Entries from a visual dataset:
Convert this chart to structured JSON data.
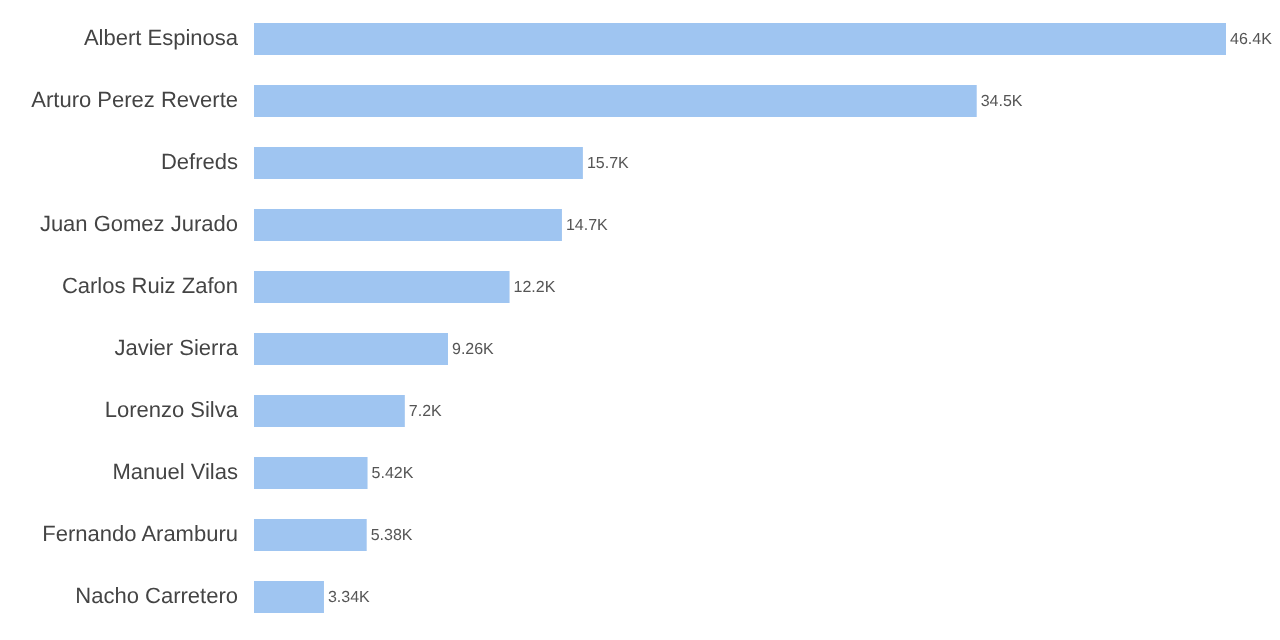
{
  "chart_data": {
    "type": "bar",
    "orientation": "horizontal",
    "categories": [
      "Albert Espinosa",
      "Arturo Perez Reverte",
      "Defreds",
      "Juan Gomez Jurado",
      "Carlos Ruiz Zafon",
      "Javier Sierra",
      "Lorenzo Silva",
      "Manuel Vilas",
      "Fernando Aramburu",
      "Nacho Carretero"
    ],
    "values": [
      46400,
      34500,
      15700,
      14700,
      12200,
      9260,
      7200,
      5420,
      5380,
      3340
    ],
    "value_labels": [
      "46.4K",
      "34.5K",
      "15.7K",
      "14.7K",
      "12.2K",
      "9.26K",
      "7.2K",
      "5.42K",
      "5.38K",
      "3.34K"
    ],
    "color": "#9fc5f1"
  }
}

OBJECTIVE: Reproduce every line of the material precisely, omitting its pictures.

WRITTEN REPLY:
Convert this chart to structured JSON data.
{
  "chart_data": {
    "type": "bar",
    "orientation": "horizontal",
    "categories": [
      "Albert Espinosa",
      "Arturo Perez Reverte",
      "Defreds",
      "Juan Gomez Jurado",
      "Carlos Ruiz Zafon",
      "Javier Sierra",
      "Lorenzo Silva",
      "Manuel Vilas",
      "Fernando Aramburu",
      "Nacho Carretero"
    ],
    "values": [
      46400,
      34500,
      15700,
      14700,
      12200,
      9260,
      7200,
      5420,
      5380,
      3340
    ],
    "value_labels": [
      "46.4K",
      "34.5K",
      "15.7K",
      "14.7K",
      "12.2K",
      "9.26K",
      "7.2K",
      "5.42K",
      "5.38K",
      "3.34K"
    ],
    "color": "#9fc5f1"
  }
}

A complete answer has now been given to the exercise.